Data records

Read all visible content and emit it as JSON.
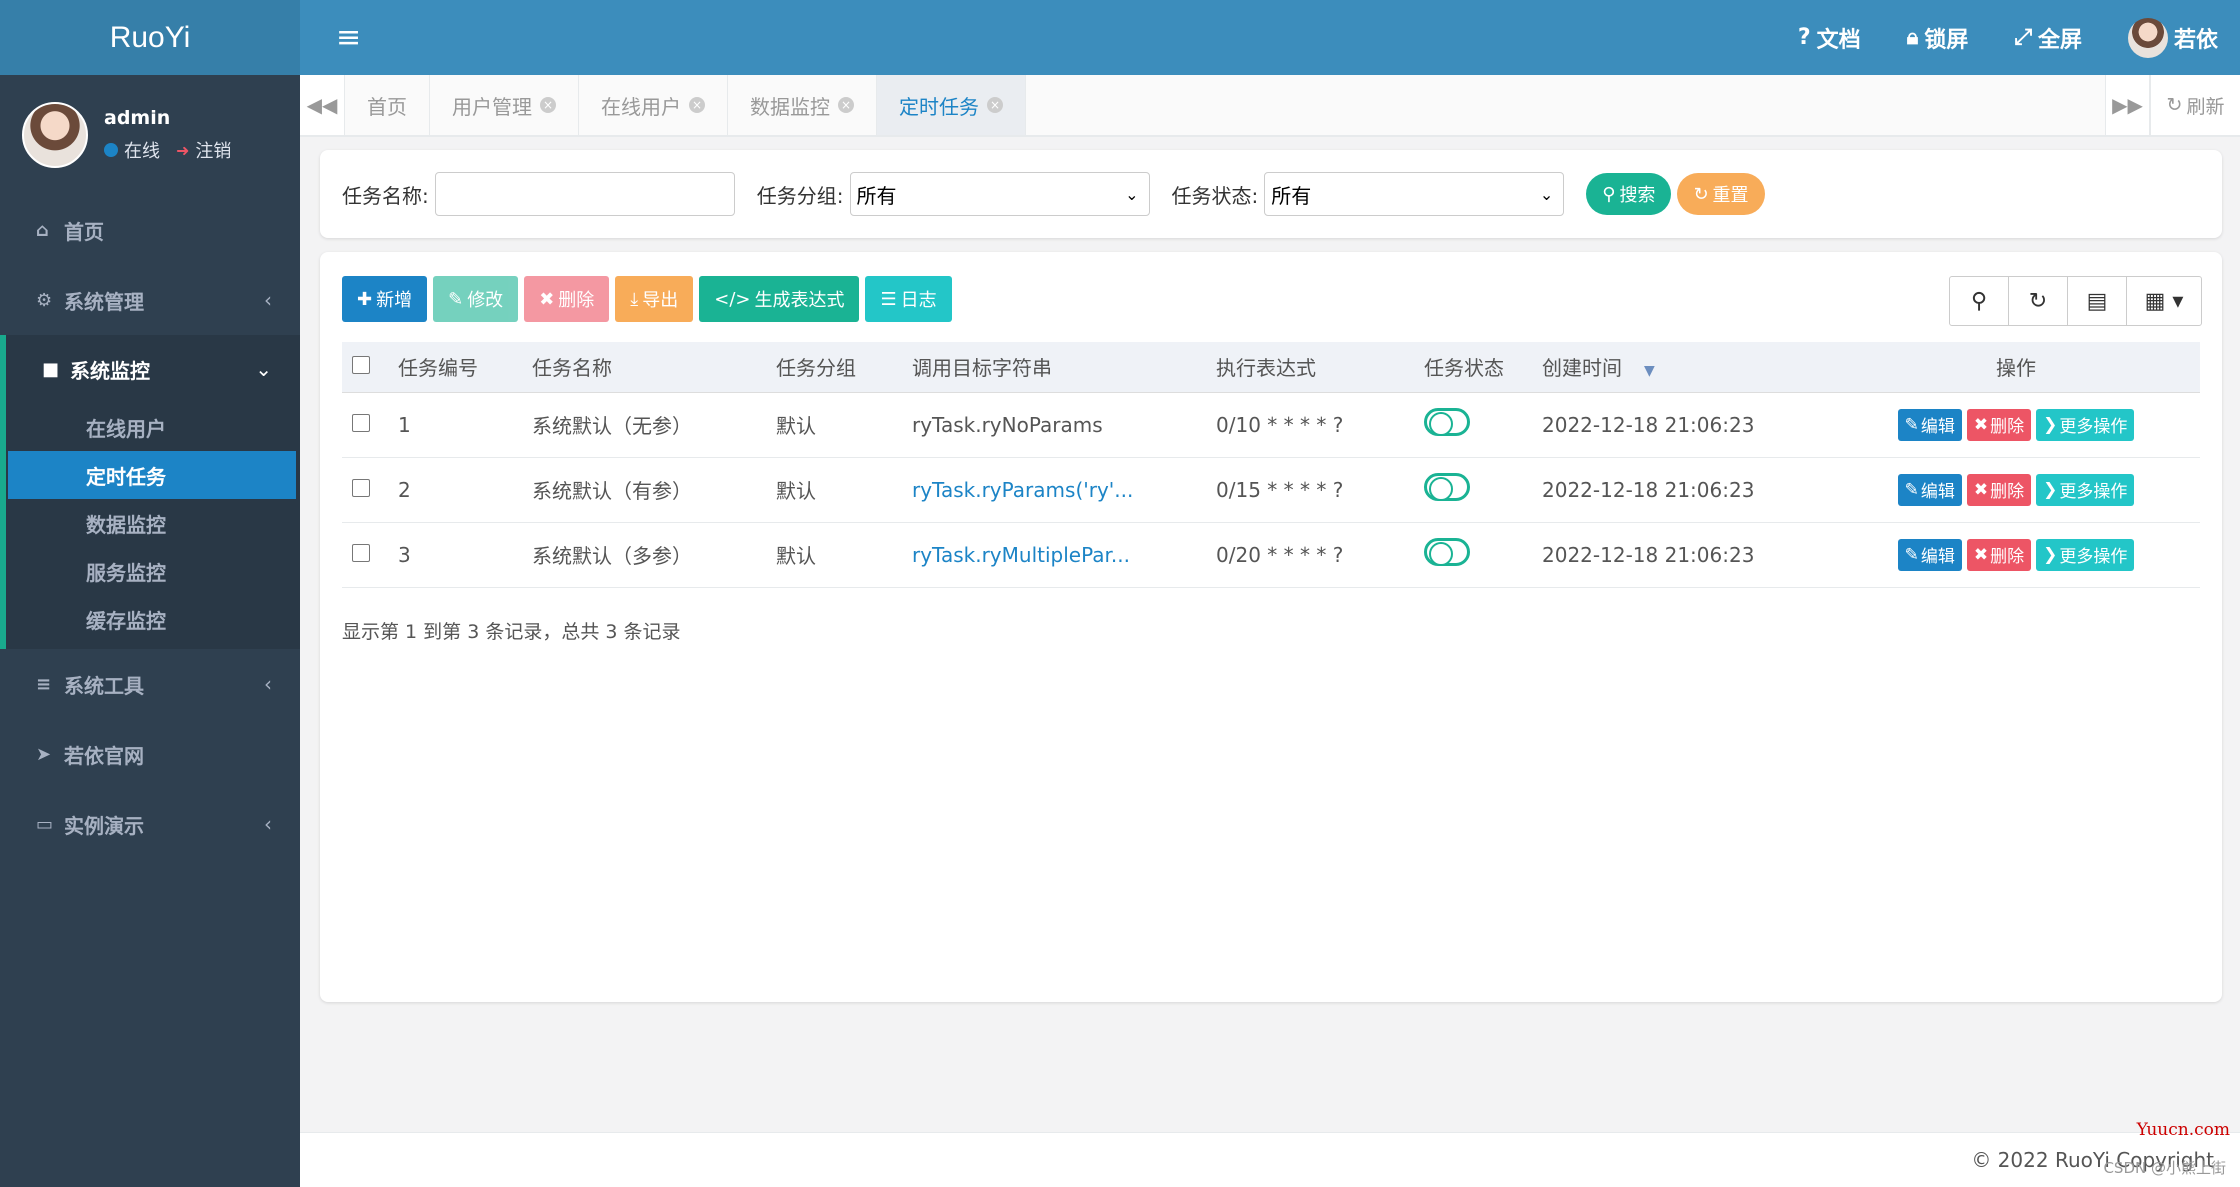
{
  "brand": "RuoYi",
  "user": {
    "name": "admin",
    "status": "在线",
    "logout": "注销"
  },
  "sidebar": {
    "items": [
      {
        "label": "首页",
        "icon": "home-icon"
      },
      {
        "label": "系统管理",
        "icon": "gear-icon"
      },
      {
        "label": "系统监控",
        "icon": "video-icon"
      },
      {
        "label": "系统工具",
        "icon": "bars-icon"
      },
      {
        "label": "若依官网",
        "icon": "send-icon"
      },
      {
        "label": "实例演示",
        "icon": "desktop-icon"
      }
    ],
    "monitor_sub": [
      "在线用户",
      "定时任务",
      "数据监控",
      "服务监控",
      "缓存监控"
    ]
  },
  "header": {
    "docs": "文档",
    "lock": "锁屏",
    "fullscreen": "全屏",
    "username": "若依"
  },
  "tabs": [
    "首页",
    "用户管理",
    "在线用户",
    "数据监控",
    "定时任务"
  ],
  "tabs_refresh": "刷新",
  "search": {
    "job_name_label": "任务名称:",
    "job_group_label": "任务分组:",
    "job_group_value": "所有",
    "job_status_label": "任务状态:",
    "job_status_value": "所有",
    "search_btn": "搜索",
    "reset_btn": "重置"
  },
  "toolbar": {
    "add": "新增",
    "edit": "修改",
    "delete": "删除",
    "export": "导出",
    "cron": "生成表达式",
    "log": "日志"
  },
  "table": {
    "headers": [
      "任务编号",
      "任务名称",
      "任务分组",
      "调用目标字符串",
      "执行表达式",
      "任务状态",
      "创建时间",
      "操作"
    ],
    "rows": [
      {
        "id": "1",
        "name": "系统默认（无参）",
        "group": "默认",
        "target": "ryTask.ryNoParams",
        "cron": "0/10 * * * * ?",
        "created": "2022-12-18 21:06:23"
      },
      {
        "id": "2",
        "name": "系统默认（有参）",
        "group": "默认",
        "target": "ryTask.ryParams('ry'...",
        "cron": "0/15 * * * * ?",
        "created": "2022-12-18 21:06:23"
      },
      {
        "id": "3",
        "name": "系统默认（多参）",
        "group": "默认",
        "target": "ryTask.ryMultiplePar...",
        "cron": "0/20 * * * * ?",
        "created": "2022-12-18 21:06:23"
      }
    ],
    "row_actions": {
      "edit": "编辑",
      "delete": "删除",
      "more": "更多操作"
    }
  },
  "pager": "显示第 1 到第 3 条记录，总共 3 条记录",
  "footer": "© 2022 RuoYi Copyright",
  "watermark": "Yuucn.com",
  "watermark2": "CSDN @小熊上街",
  "colors": {
    "sidebar": "#2f4050",
    "header": "#3c8dbc",
    "primary": "#1c84c6",
    "success": "#1ab394",
    "danger": "#ed5565",
    "warning": "#f8ac59",
    "info": "#23c6c8"
  }
}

* [What to work on] List the lines that contain the word "target".

* [Task response]
        "target": "ryTask.ryNoParams",
        "target": "ryTask.ryParams('ry'...",
        "target": "ryTask.ryMultiplePar...",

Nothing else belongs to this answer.